Scan the listing below and copy every line holding "cloud".

───── DATA ROWS ─────

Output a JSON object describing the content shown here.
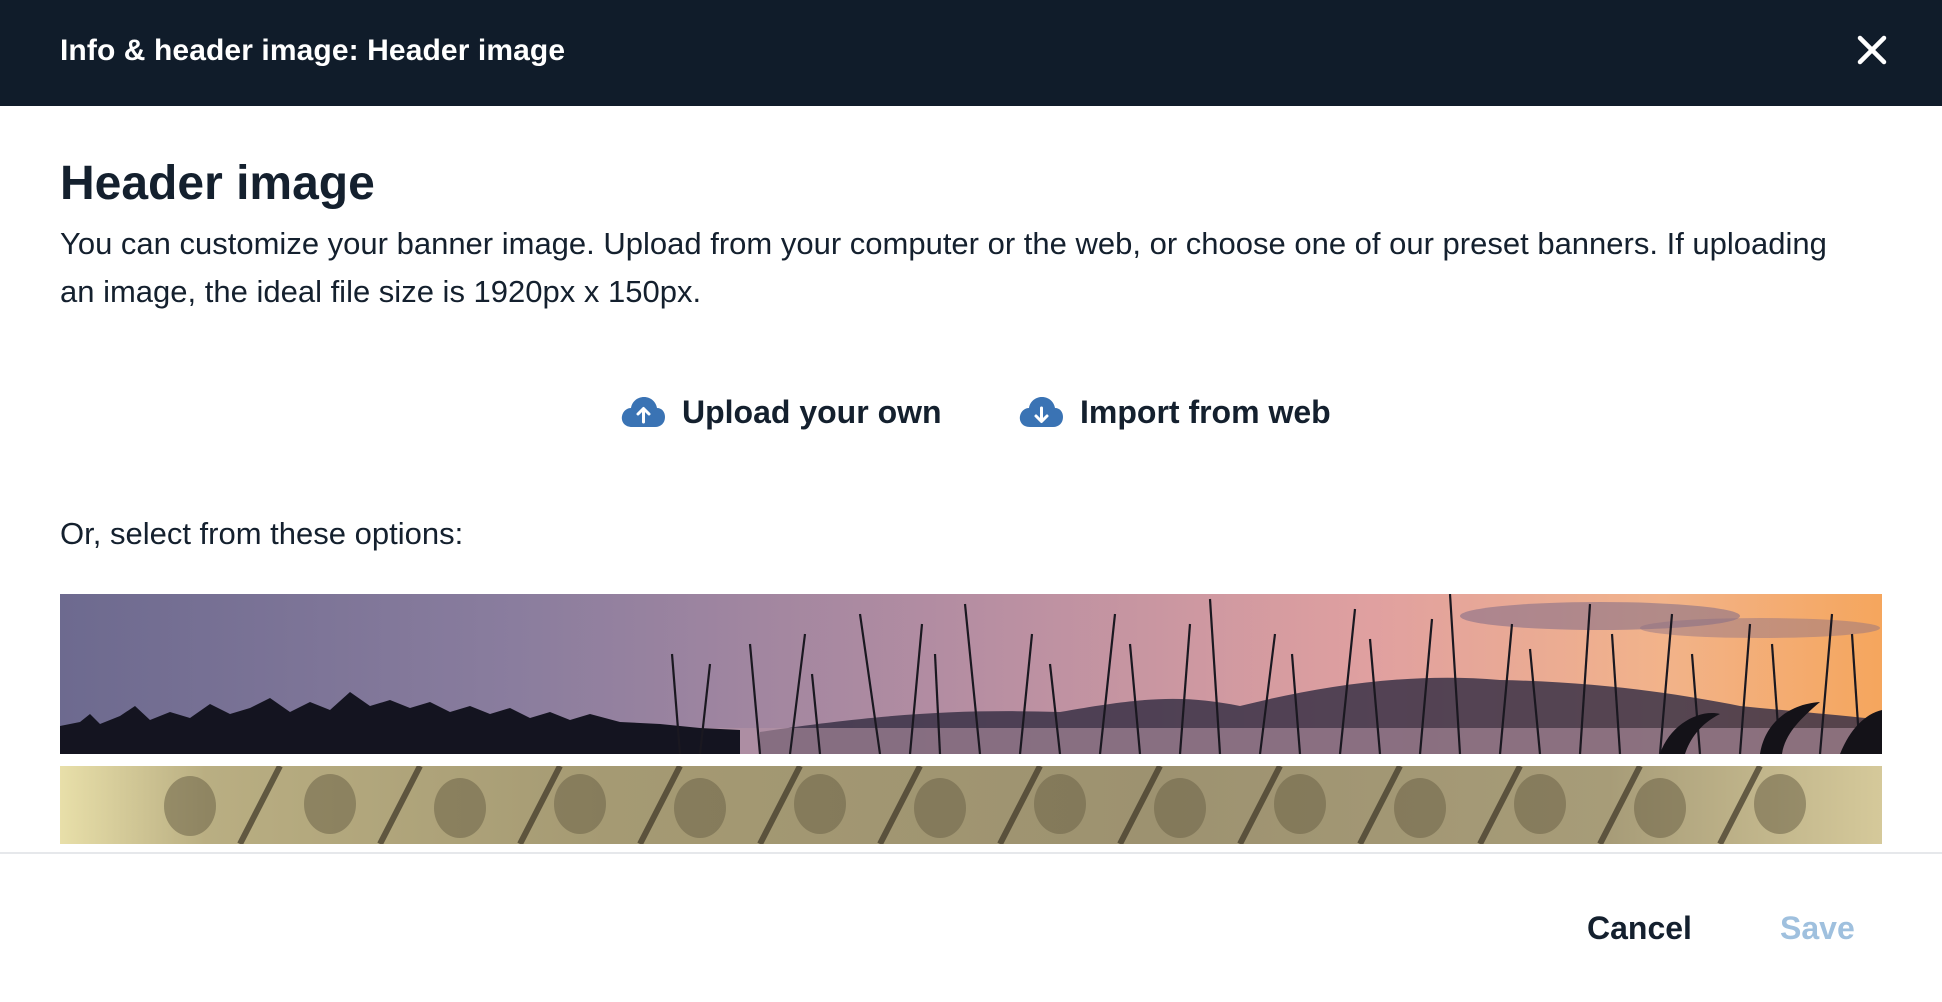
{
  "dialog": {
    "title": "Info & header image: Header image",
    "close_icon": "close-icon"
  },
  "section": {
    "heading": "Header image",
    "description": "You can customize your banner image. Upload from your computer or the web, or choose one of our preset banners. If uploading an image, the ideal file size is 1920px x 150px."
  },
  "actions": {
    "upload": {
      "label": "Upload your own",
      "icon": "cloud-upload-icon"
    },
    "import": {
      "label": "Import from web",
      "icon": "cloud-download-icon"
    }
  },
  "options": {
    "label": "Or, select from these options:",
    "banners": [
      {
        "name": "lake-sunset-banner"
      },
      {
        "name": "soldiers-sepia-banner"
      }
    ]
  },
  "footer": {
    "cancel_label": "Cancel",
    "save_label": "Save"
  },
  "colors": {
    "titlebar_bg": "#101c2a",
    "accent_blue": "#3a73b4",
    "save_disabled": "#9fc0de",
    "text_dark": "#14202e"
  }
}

─────
───── DATA ROWS ─────

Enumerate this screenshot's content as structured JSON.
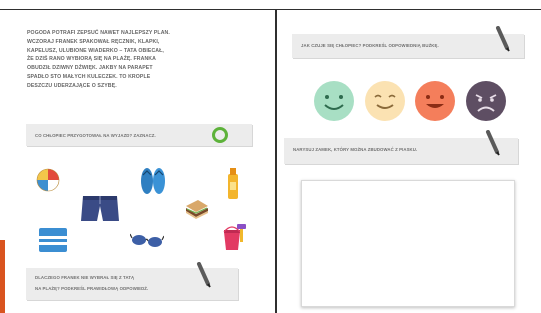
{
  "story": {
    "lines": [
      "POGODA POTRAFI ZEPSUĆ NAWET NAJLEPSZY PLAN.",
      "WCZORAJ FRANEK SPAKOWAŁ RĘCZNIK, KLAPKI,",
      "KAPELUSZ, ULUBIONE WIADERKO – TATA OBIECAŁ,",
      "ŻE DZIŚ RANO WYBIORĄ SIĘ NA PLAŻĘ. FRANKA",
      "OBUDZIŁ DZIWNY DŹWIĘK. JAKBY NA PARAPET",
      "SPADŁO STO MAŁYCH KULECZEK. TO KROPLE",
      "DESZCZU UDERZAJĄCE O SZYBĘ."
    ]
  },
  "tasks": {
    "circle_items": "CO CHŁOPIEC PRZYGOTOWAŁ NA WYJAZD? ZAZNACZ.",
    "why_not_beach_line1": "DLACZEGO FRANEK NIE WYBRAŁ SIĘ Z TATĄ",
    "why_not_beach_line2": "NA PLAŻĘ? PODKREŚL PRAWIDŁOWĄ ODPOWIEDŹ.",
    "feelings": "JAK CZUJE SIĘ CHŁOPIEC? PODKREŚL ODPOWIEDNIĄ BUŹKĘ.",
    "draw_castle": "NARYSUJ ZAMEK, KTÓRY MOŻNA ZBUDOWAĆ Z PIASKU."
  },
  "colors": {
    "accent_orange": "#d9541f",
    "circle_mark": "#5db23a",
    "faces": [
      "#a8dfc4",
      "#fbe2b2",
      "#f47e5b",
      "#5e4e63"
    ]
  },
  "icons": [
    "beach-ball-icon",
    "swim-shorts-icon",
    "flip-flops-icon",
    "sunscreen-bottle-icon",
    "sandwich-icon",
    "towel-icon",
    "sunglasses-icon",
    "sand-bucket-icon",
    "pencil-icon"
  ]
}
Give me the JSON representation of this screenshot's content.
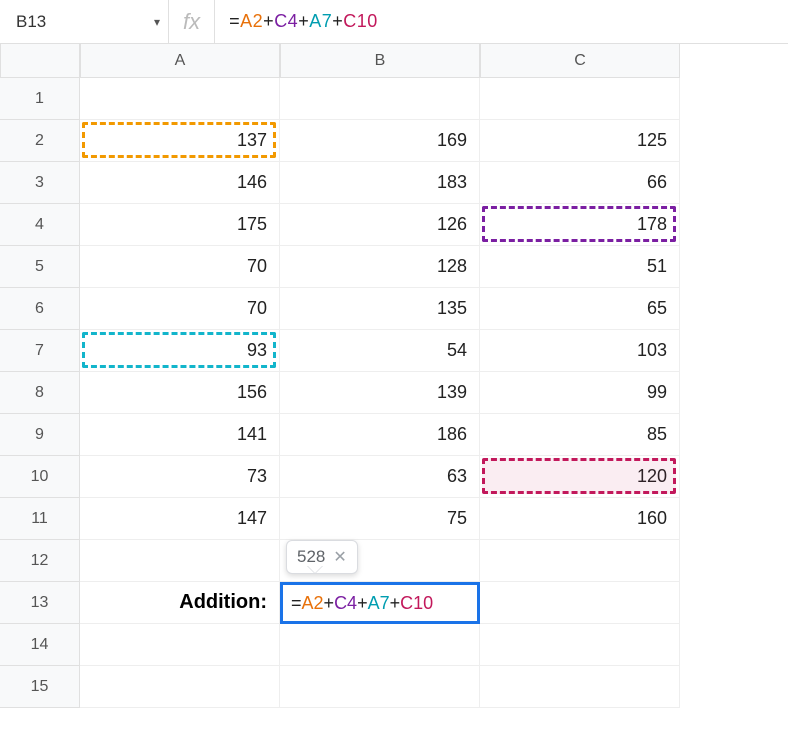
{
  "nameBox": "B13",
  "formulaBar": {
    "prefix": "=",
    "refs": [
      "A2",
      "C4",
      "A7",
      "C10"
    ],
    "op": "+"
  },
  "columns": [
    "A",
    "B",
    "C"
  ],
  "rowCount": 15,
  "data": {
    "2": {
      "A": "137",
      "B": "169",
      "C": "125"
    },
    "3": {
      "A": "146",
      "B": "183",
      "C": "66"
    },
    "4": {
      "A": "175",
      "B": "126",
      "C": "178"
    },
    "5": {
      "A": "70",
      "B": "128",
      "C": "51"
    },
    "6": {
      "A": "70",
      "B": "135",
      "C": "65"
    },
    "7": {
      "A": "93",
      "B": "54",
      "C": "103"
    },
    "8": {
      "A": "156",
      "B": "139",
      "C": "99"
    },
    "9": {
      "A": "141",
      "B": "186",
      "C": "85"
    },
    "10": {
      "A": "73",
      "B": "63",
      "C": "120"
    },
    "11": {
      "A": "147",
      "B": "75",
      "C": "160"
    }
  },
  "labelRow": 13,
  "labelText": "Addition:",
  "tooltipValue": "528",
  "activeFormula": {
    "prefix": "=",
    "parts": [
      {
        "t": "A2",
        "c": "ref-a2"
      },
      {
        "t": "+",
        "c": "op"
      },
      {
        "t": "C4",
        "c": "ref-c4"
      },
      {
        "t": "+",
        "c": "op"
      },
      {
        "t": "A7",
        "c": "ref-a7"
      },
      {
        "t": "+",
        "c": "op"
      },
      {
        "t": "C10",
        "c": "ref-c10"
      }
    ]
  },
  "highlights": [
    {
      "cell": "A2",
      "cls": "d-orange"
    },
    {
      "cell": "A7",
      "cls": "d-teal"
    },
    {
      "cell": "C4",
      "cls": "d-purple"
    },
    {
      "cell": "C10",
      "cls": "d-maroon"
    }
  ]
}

─────

▸ WRITTEN REPLY
      "icon": "cloud-upload-icon"
      "icon": "cloud-download-icon"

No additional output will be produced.